_EXERCISE TASK_.
Copy out every line containing the word "this".

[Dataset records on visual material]
[Begin]

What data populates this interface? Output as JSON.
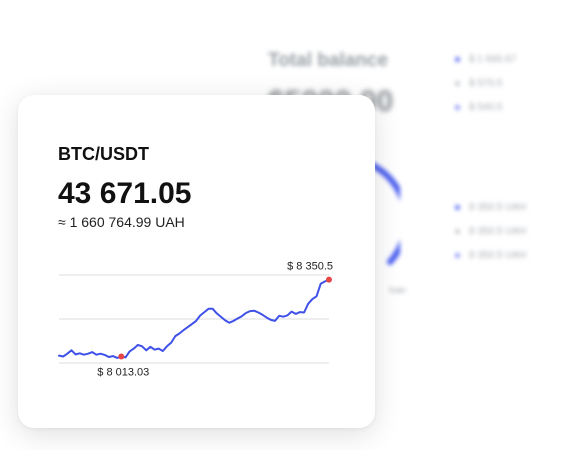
{
  "background": {
    "title": "Total balance",
    "amount": "$5000.00",
    "legend_top": [
      {
        "label": "$ 1 666.67",
        "color": "#5b6cf0"
      },
      {
        "label": "$ 570.5",
        "color": "#c3c6cc"
      },
      {
        "label": "$ 540.5",
        "color": "#8a93f2"
      }
    ],
    "legend_bottom": [
      {
        "label": "8 350.5 UAH",
        "color": "#5b6cf0"
      },
      {
        "label": "8 350.5 UAH",
        "color": "#c3c6cc"
      },
      {
        "label": "8 350.5 UAH",
        "color": "#8a93f2"
      }
    ],
    "donut_caption": "Ivan",
    "donut_color": "#4a5ef0"
  },
  "card": {
    "pair": "BTC/USDT",
    "price": "43 671.05",
    "converted": "≈ 1 660 764.99 UAH"
  },
  "chart_data": {
    "type": "line",
    "line_color": "#3f51e8",
    "marker_color": "#e84545",
    "gridlines": 3,
    "ylim": [
      7990,
      8370
    ],
    "x": [
      0,
      1,
      2,
      3,
      4,
      5,
      6,
      7,
      8,
      9,
      10,
      11,
      12,
      13,
      14,
      15,
      16,
      17,
      18,
      19,
      20,
      21,
      22,
      23,
      24,
      25,
      26,
      27,
      28,
      29,
      30,
      31,
      32,
      33,
      34,
      35,
      36,
      37,
      38,
      39,
      40,
      41,
      42,
      43,
      44,
      45,
      46,
      47,
      48,
      49,
      50,
      51,
      52,
      53,
      54,
      55,
      56,
      57,
      58,
      59,
      60,
      61,
      62,
      63,
      64,
      65
    ],
    "values": [
      8022,
      8018,
      8030,
      8045,
      8027,
      8032,
      8026,
      8030,
      8037,
      8026,
      8030,
      8025,
      8016,
      8020,
      8012,
      8018,
      8014,
      8040,
      8052,
      8068,
      8062,
      8045,
      8060,
      8048,
      8052,
      8042,
      8062,
      8078,
      8106,
      8118,
      8132,
      8145,
      8158,
      8172,
      8195,
      8210,
      8224,
      8224,
      8204,
      8189,
      8174,
      8164,
      8172,
      8182,
      8192,
      8206,
      8214,
      8216,
      8208,
      8198,
      8186,
      8176,
      8172,
      8194,
      8190,
      8196,
      8212,
      8202,
      8210,
      8208,
      8246,
      8266,
      8278,
      8332,
      8342,
      8350
    ],
    "min_point": {
      "index": 15,
      "label": "$ 8 013.03"
    },
    "max_point": {
      "index": 65,
      "label": "$ 8 350.5"
    }
  }
}
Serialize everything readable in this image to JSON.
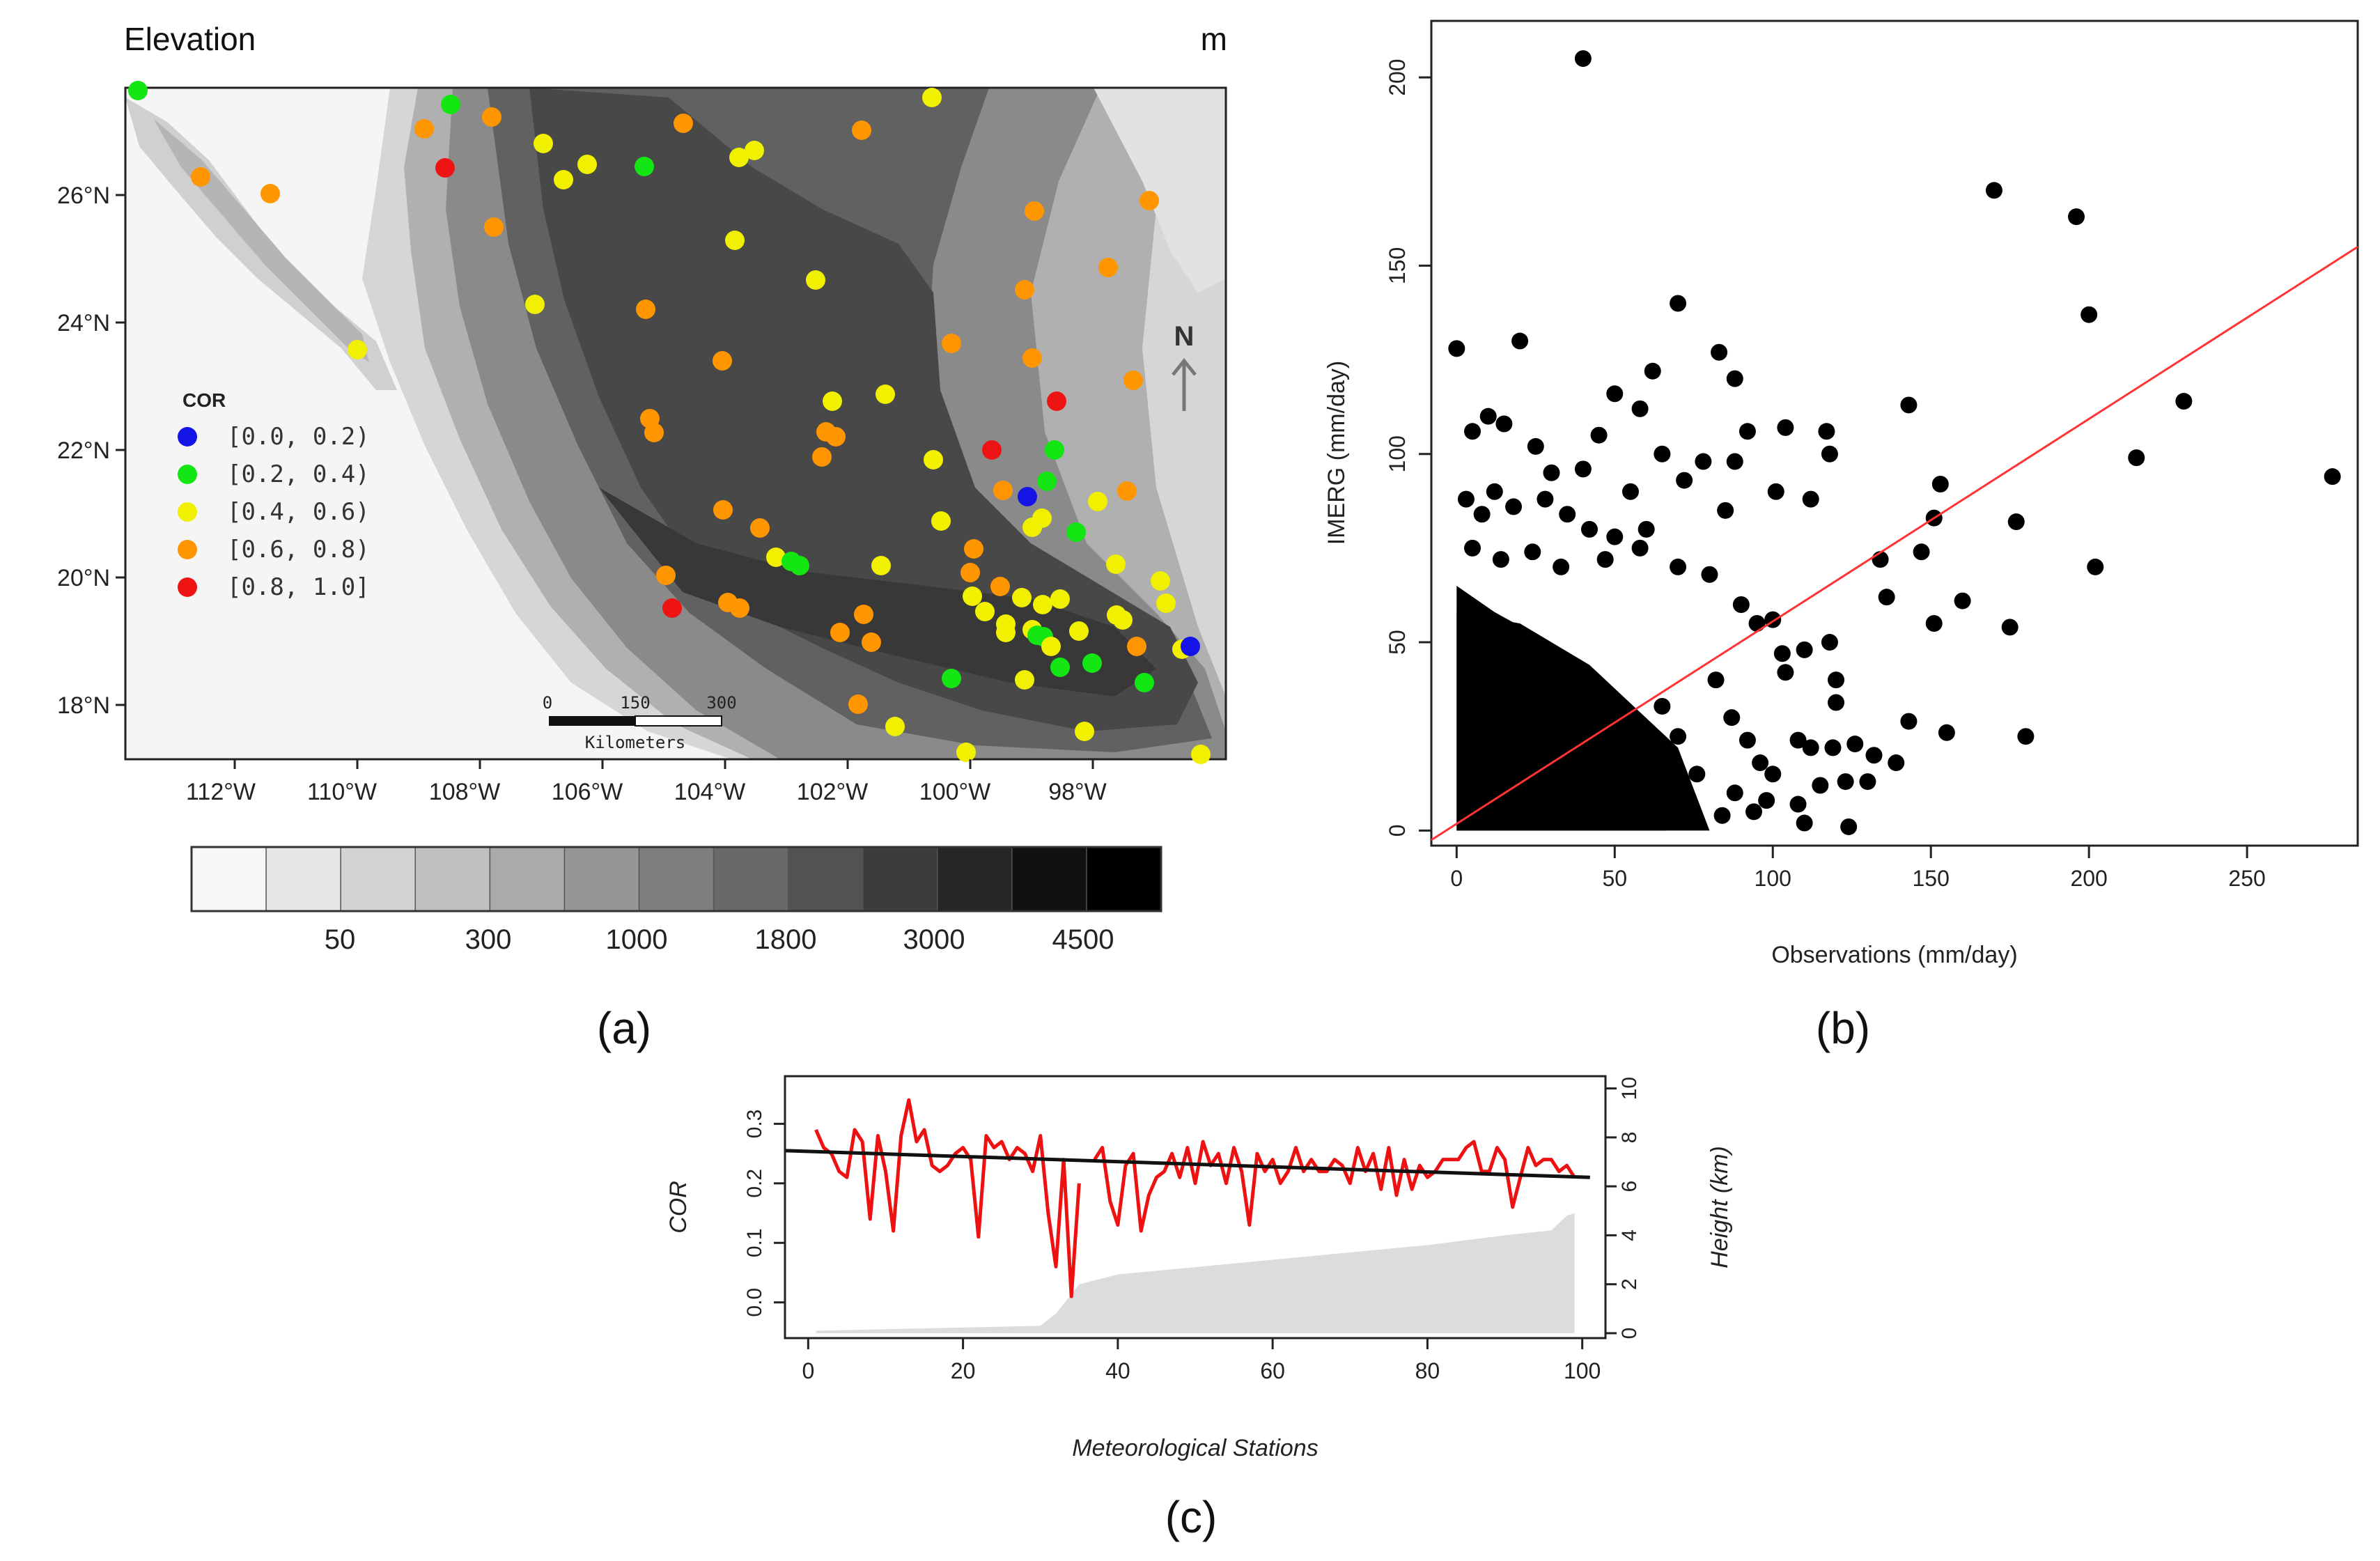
{
  "panel_a": {
    "title": "Elevation",
    "unit": "m",
    "north_label": "N",
    "lat_ticks": [
      "26°N",
      "24°N",
      "22°N",
      "20°N",
      "18°N"
    ],
    "lon_ticks": [
      "112°W",
      "110°W",
      "108°W",
      "106°W",
      "104°W",
      "102°W",
      "100°W",
      "98°W"
    ],
    "legend_title": "COR",
    "legend": [
      {
        "label": "[0.0, 0.2)",
        "color": "#1414e6"
      },
      {
        "label": "[0.2, 0.4)",
        "color": "#14e614"
      },
      {
        "label": "[0.4, 0.6)",
        "color": "#f0f000"
      },
      {
        "label": "[0.6, 0.8)",
        "color": "#ff9600"
      },
      {
        "label": "[0.8, 1.0]",
        "color": "#ee1414"
      }
    ],
    "scalebar": {
      "ticks": [
        "0",
        "150",
        "300"
      ],
      "unit": "Kilometers"
    },
    "colorbar": {
      "colors": [
        "#f7f7f7",
        "#e6e6e6",
        "#d3d3d3",
        "#bfbfbf",
        "#aaaaaa",
        "#959595",
        "#7e7e7e",
        "#686868",
        "#525252",
        "#3c3c3c",
        "#262626",
        "#111111",
        "#000000"
      ],
      "labels": [
        "50",
        "300",
        "1000",
        "1800",
        "3000",
        "4500"
      ]
    },
    "label": "(a)"
  },
  "chart_data": [
    {
      "type": "scatter",
      "xlabel": "Observations (mm/day)",
      "ylabel": "IMERG (mm/day)",
      "xlim": [
        -8,
        285
      ],
      "ylim": [
        -4,
        215
      ],
      "xticks": [
        0,
        50,
        100,
        150,
        200,
        250
      ],
      "yticks": [
        0,
        50,
        100,
        150,
        200
      ],
      "points": [
        [
          40,
          205
        ],
        [
          170,
          170
        ],
        [
          196,
          163
        ],
        [
          200,
          137
        ],
        [
          230,
          114
        ],
        [
          215,
          99
        ],
        [
          277,
          94
        ],
        [
          202,
          70
        ],
        [
          177,
          82
        ],
        [
          175,
          54
        ],
        [
          180,
          25
        ],
        [
          153,
          92
        ],
        [
          151,
          83
        ],
        [
          151,
          55
        ],
        [
          147,
          74
        ],
        [
          143,
          113
        ],
        [
          134,
          72
        ],
        [
          136,
          62
        ],
        [
          160,
          61
        ],
        [
          155,
          26
        ],
        [
          143,
          29
        ],
        [
          126,
          23
        ],
        [
          123,
          13
        ],
        [
          130,
          13
        ],
        [
          112,
          22
        ],
        [
          119,
          22
        ],
        [
          115,
          12
        ],
        [
          108,
          7
        ],
        [
          124,
          1
        ],
        [
          110,
          2
        ],
        [
          117,
          106
        ],
        [
          118,
          100
        ],
        [
          104,
          107
        ],
        [
          112,
          88
        ],
        [
          101,
          90
        ],
        [
          100,
          56
        ],
        [
          103,
          47
        ],
        [
          92,
          106
        ],
        [
          88,
          98
        ],
        [
          85,
          85
        ],
        [
          70,
          140
        ],
        [
          83,
          127
        ],
        [
          88,
          120
        ],
        [
          78,
          98
        ],
        [
          62,
          122
        ],
        [
          58,
          112
        ],
        [
          65,
          100
        ],
        [
          72,
          93
        ],
        [
          50,
          116
        ],
        [
          55,
          90
        ],
        [
          60,
          80
        ],
        [
          45,
          105
        ],
        [
          40,
          96
        ],
        [
          20,
          130
        ],
        [
          0,
          128
        ],
        [
          5,
          106
        ],
        [
          10,
          110
        ],
        [
          15,
          108
        ],
        [
          25,
          102
        ],
        [
          30,
          95
        ],
        [
          3,
          88
        ],
        [
          8,
          84
        ],
        [
          12,
          90
        ],
        [
          18,
          86
        ],
        [
          28,
          88
        ],
        [
          35,
          84
        ],
        [
          42,
          80
        ],
        [
          50,
          78
        ],
        [
          5,
          75
        ],
        [
          14,
          72
        ],
        [
          24,
          74
        ],
        [
          33,
          70
        ],
        [
          47,
          72
        ],
        [
          58,
          75
        ],
        [
          70,
          70
        ],
        [
          80,
          68
        ],
        [
          90,
          60
        ],
        [
          95,
          55
        ],
        [
          104,
          42
        ],
        [
          110,
          48
        ],
        [
          118,
          50
        ],
        [
          120,
          40
        ],
        [
          82,
          40
        ],
        [
          87,
          30
        ],
        [
          92,
          24
        ],
        [
          96,
          18
        ],
        [
          100,
          15
        ],
        [
          88,
          10
        ],
        [
          76,
          15
        ],
        [
          70,
          25
        ],
        [
          65,
          33
        ],
        [
          120,
          34
        ],
        [
          132,
          20
        ],
        [
          139,
          18
        ],
        [
          108,
          24
        ],
        [
          98,
          8
        ],
        [
          94,
          5
        ],
        [
          84,
          4
        ]
      ],
      "fit_line": {
        "x": [
          -8,
          285
        ],
        "y": [
          -2.5,
          155
        ],
        "color": "#ff3333"
      },
      "label": "(b)"
    },
    {
      "type": "line",
      "xlabel": "Meteorological Stations",
      "ylabel": "COR",
      "y2label": "Height (km)",
      "xlim": [
        -3,
        103
      ],
      "ylim": [
        -0.06,
        0.38
      ],
      "y2lim": [
        -0.2,
        10.5
      ],
      "xticks": [
        0,
        20,
        40,
        60,
        80,
        100
      ],
      "yticks": [
        0.0,
        0.1,
        0.2,
        0.3
      ],
      "y2ticks": [
        0,
        2,
        4,
        6,
        8,
        10
      ],
      "series": [
        {
          "name": "COR",
          "color": "#ee1111",
          "x": [
            1,
            2,
            3,
            4,
            5,
            6,
            7,
            8,
            9,
            10,
            11,
            12,
            13,
            14,
            15,
            16,
            17,
            18,
            19,
            20,
            21,
            22,
            23,
            24,
            25,
            26,
            27,
            28,
            29,
            30,
            31,
            32,
            33,
            34,
            35,
            36,
            37,
            38,
            39,
            40,
            41,
            42,
            43,
            44,
            45,
            46,
            47,
            48,
            49,
            50,
            51,
            52,
            53,
            54,
            55,
            56,
            57,
            58,
            59,
            60,
            61,
            62,
            63,
            64,
            65,
            66,
            67,
            68,
            69,
            70,
            71,
            72,
            73,
            74,
            75,
            76,
            77,
            78,
            79,
            80,
            81,
            82,
            83,
            84,
            85,
            86,
            87,
            88,
            89,
            90,
            91,
            92,
            93,
            94,
            95,
            96,
            97,
            98,
            99
          ],
          "values": [
            0.29,
            0.26,
            0.25,
            0.22,
            0.21,
            0.29,
            0.27,
            0.14,
            0.28,
            0.22,
            0.12,
            0.28,
            0.34,
            0.27,
            0.29,
            0.23,
            0.22,
            0.23,
            0.25,
            0.26,
            0.24,
            0.11,
            0.28,
            0.26,
            0.27,
            0.24,
            0.26,
            0.25,
            0.22,
            0.28,
            0.15,
            0.06,
            0.24,
            0.01,
            0.2,
            null,
            0.24,
            0.26,
            0.17,
            0.13,
            0.23,
            0.25,
            0.12,
            0.18,
            0.21,
            0.22,
            0.25,
            0.21,
            0.26,
            0.2,
            0.27,
            0.23,
            0.25,
            0.2,
            0.26,
            0.22,
            0.13,
            0.25,
            0.22,
            0.24,
            0.2,
            0.22,
            0.26,
            0.22,
            0.24,
            0.22,
            0.22,
            0.24,
            0.23,
            0.2,
            0.26,
            0.22,
            0.25,
            0.19,
            0.26,
            0.18,
            0.24,
            0.19,
            0.23,
            0.21,
            0.22,
            0.24,
            0.24,
            0.24,
            0.26,
            0.27,
            0.22,
            0.22,
            0.26,
            0.24,
            0.16,
            0.21,
            0.26,
            0.23,
            0.24,
            0.24,
            0.22,
            0.23,
            0.21
          ]
        },
        {
          "name": "Trend",
          "color": "#111111",
          "x": [
            -3,
            101
          ],
          "values": [
            0.255,
            0.21
          ]
        }
      ],
      "height_km": {
        "x": [
          1,
          30,
          32,
          33,
          34,
          35,
          40,
          60,
          80,
          90,
          96,
          98,
          99
        ],
        "values": [
          0.1,
          0.3,
          0.8,
          1.2,
          1.6,
          2.0,
          2.4,
          3.0,
          3.6,
          4.0,
          4.2,
          4.8,
          4.9
        ]
      },
      "label": "(c)"
    }
  ]
}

[End]

_OUTPUT_.
What data populates this interface? Output as JSON.
Serialize everything readable in this image to JSON.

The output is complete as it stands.